▸ **DATASET RECORDS**:
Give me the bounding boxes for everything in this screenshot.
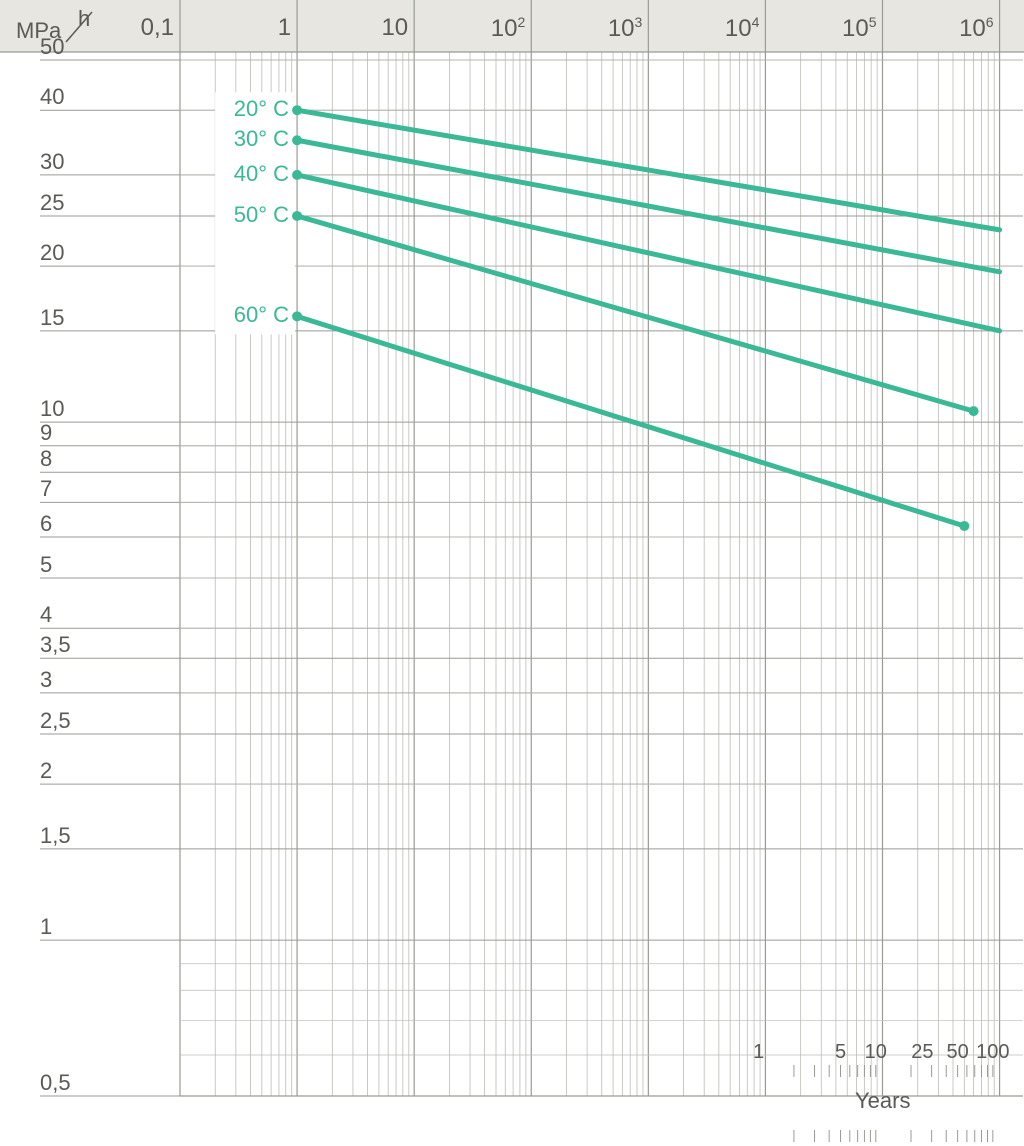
y-tick: 5 (40, 552, 52, 578)
years-tick: 5 (835, 1041, 846, 1064)
y-tick: 40 (40, 84, 64, 110)
y-tick: 15 (40, 305, 64, 331)
y-tick: 50 (40, 34, 64, 60)
years-tick: 100 (976, 1041, 1009, 1064)
y-tick: 6 (40, 511, 52, 537)
series-label: 60° C (234, 302, 289, 328)
y-tick: 2 (40, 758, 52, 784)
y-tick: 0,5 (40, 1070, 71, 1096)
series-label: 40° C (234, 161, 289, 187)
years-tick: 50 (946, 1041, 968, 1064)
y-tick: 3 (40, 667, 52, 693)
y-tick: 25 (40, 190, 64, 216)
y-tick: 1 (40, 914, 52, 940)
y-tick: 2,5 (40, 708, 71, 734)
y-tick: 9 (40, 420, 52, 446)
x-top-tick: 0,1 (141, 14, 174, 42)
years-tick: 25 (911, 1041, 933, 1064)
years-tick: 10 (865, 1041, 887, 1064)
x-top-tick: 102 (491, 14, 526, 43)
x-top-tick: 106 (959, 14, 994, 43)
creep-chart: MPa h Years 0,11101021031041051065040302… (0, 0, 1024, 1146)
y-tick: 10 (40, 396, 64, 422)
x-top-tick: 10 (381, 14, 408, 42)
y-tick: 8 (40, 446, 52, 472)
series-lines (0, 0, 1024, 1146)
series-label: 20° C (234, 96, 289, 122)
x-top-tick: 105 (842, 14, 877, 43)
y-tick: 30 (40, 149, 64, 175)
series-label: 30° C (234, 126, 289, 152)
x-top-tick: 104 (725, 14, 760, 43)
series-label: 50° C (234, 202, 289, 228)
y-tick: 3,5 (40, 632, 71, 658)
y-tick: 7 (40, 476, 52, 502)
y-tick: 4 (40, 602, 52, 628)
years-axis-title: Years (855, 1088, 910, 1114)
y-tick: 1,5 (40, 823, 71, 849)
y-tick: 20 (40, 240, 64, 266)
x-top-tick: 1 (278, 14, 291, 42)
years-tick: 1 (753, 1041, 764, 1064)
x-top-tick: 103 (608, 14, 643, 43)
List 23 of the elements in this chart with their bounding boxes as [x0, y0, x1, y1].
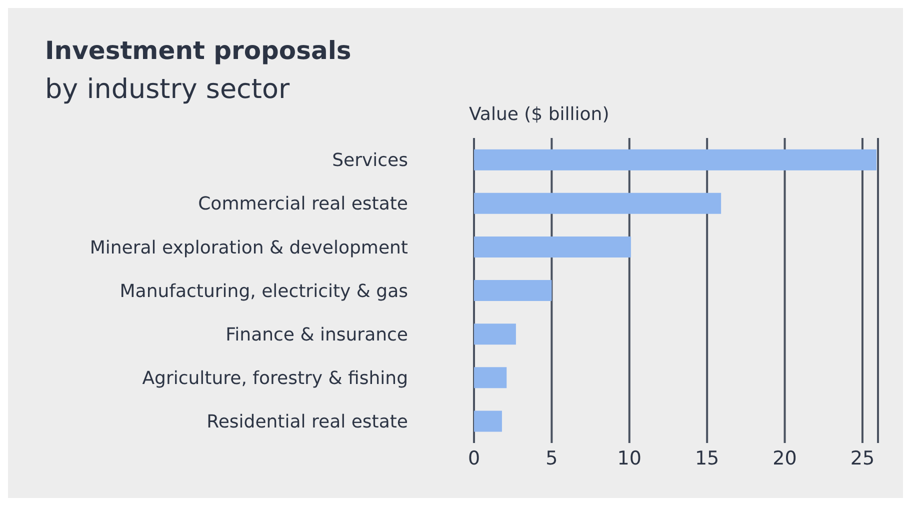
- bar: [474, 192, 722, 214]
- text: by industry sector: [45, 74, 290, 105]
- bar: [474, 410, 502, 432]
- y-tick-label: Manufacturing, electricity & gas: [120, 280, 408, 302]
- x-tick-label: 25: [850, 447, 875, 470]
- bar: [474, 367, 507, 388]
- y-tick-label: Residential real estate: [206, 412, 408, 433]
- bar: [474, 236, 631, 258]
- x-tick-label: 0: [468, 447, 480, 470]
- bar: [474, 324, 516, 345]
- y-tick-label: Mineral exploration & development: [90, 237, 408, 258]
- y-tick-label: Commercial real estate: [198, 194, 408, 215]
- y-tick-label: Finance & insurance: [226, 324, 408, 346]
- y-tick-label: Agriculture, forestry & fishing: [142, 368, 408, 390]
- x-tick-label: 20: [772, 447, 797, 470]
- x-axis-title: Value ($ billion): [469, 104, 610, 125]
- x-tick-label: 10: [617, 447, 642, 470]
- y-tick-label: Services: [332, 150, 408, 172]
- bar: [474, 280, 552, 302]
- x-tick-label: 15: [694, 447, 720, 470]
- x-tick-label: 5: [546, 447, 558, 470]
- text: Investment proposals: [45, 36, 352, 65]
- bar: [474, 149, 876, 170]
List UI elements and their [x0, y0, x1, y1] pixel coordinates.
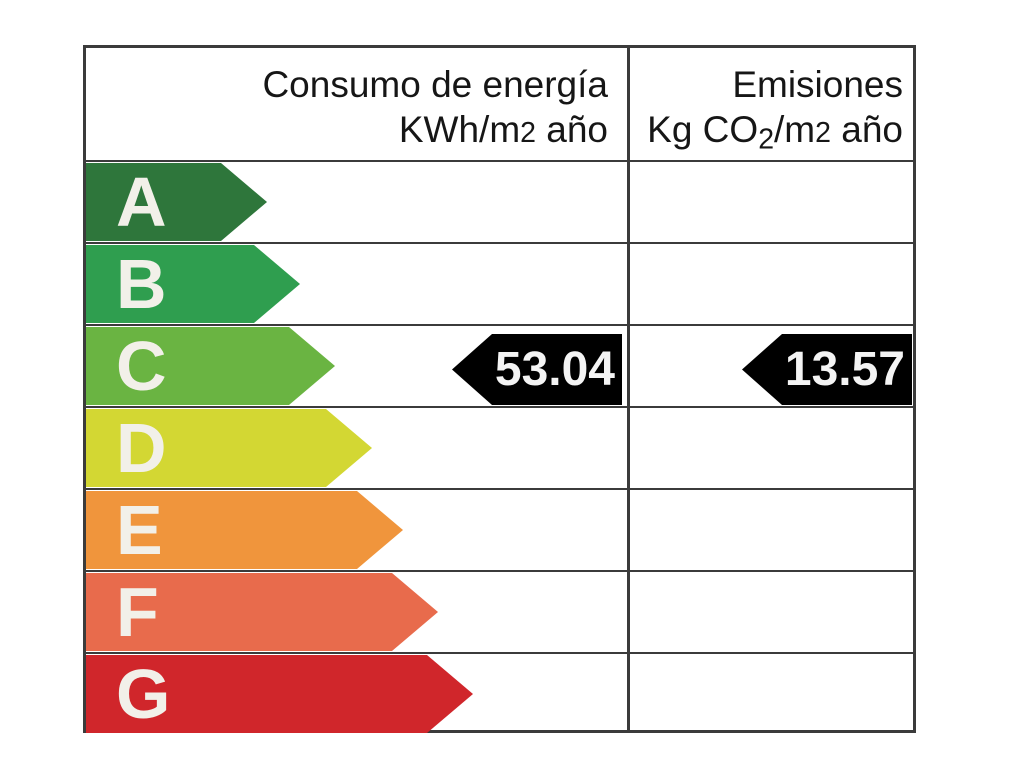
rating-arrow: G: [86, 655, 473, 733]
rating-letter: E: [116, 491, 163, 569]
consumption-header-line1: Consumo de energía: [262, 64, 608, 105]
emissions-header-line1: Emisiones: [732, 64, 903, 105]
consumption-header-line2: KWh/m2 año: [398, 109, 608, 150]
rating-letter: G: [116, 655, 171, 733]
rating-arrow: D: [86, 409, 372, 487]
rating-letter: B: [116, 245, 167, 323]
consumption-value-marker: 53.04: [452, 334, 622, 405]
rating-row: F: [86, 570, 913, 652]
rating-table: Consumo de energía KWh/m2 año Emisiones …: [83, 45, 916, 733]
rating-row: E: [86, 488, 913, 570]
rating-row: G: [86, 652, 913, 734]
rating-arrow: B: [86, 245, 300, 323]
rating-row: B: [86, 242, 913, 324]
rating-arrow: E: [86, 491, 403, 569]
rating-row: D: [86, 406, 913, 488]
emissions-header: Emisiones Kg CO2/m2 año: [637, 62, 903, 162]
rating-letter: C: [116, 327, 167, 405]
column-divider: [627, 48, 630, 730]
consumption-value: 53.04: [494, 343, 615, 396]
emissions-value: 13.57: [784, 343, 905, 396]
rating-arrow: C: [86, 327, 335, 405]
rating-letter: F: [116, 573, 159, 651]
rating-letter: A: [116, 163, 167, 241]
rating-rows: A B C D E F G: [86, 160, 913, 734]
rating-row: A: [86, 160, 913, 242]
consumption-header: Consumo de energía KWh/m2 año: [86, 62, 608, 156]
rating-arrow: A: [86, 163, 267, 241]
rating-letter: D: [116, 409, 167, 487]
emissions-value-marker: 13.57: [742, 334, 912, 405]
emissions-header-line2: Kg CO2/m2 año: [647, 109, 903, 156]
rating-row: C: [86, 324, 913, 406]
rating-arrow: F: [86, 573, 438, 651]
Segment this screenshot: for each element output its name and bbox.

▸ **WHAT IS ASKED**: Pick out every line above that contains the string "axis", and copy each one. Case counts.

▸ **ANSWER TO THE PROBLEM**:
years-axis-title: Years (855, 1088, 910, 1114)
- x-axis-title: Value ($ billion): [469, 104, 610, 125]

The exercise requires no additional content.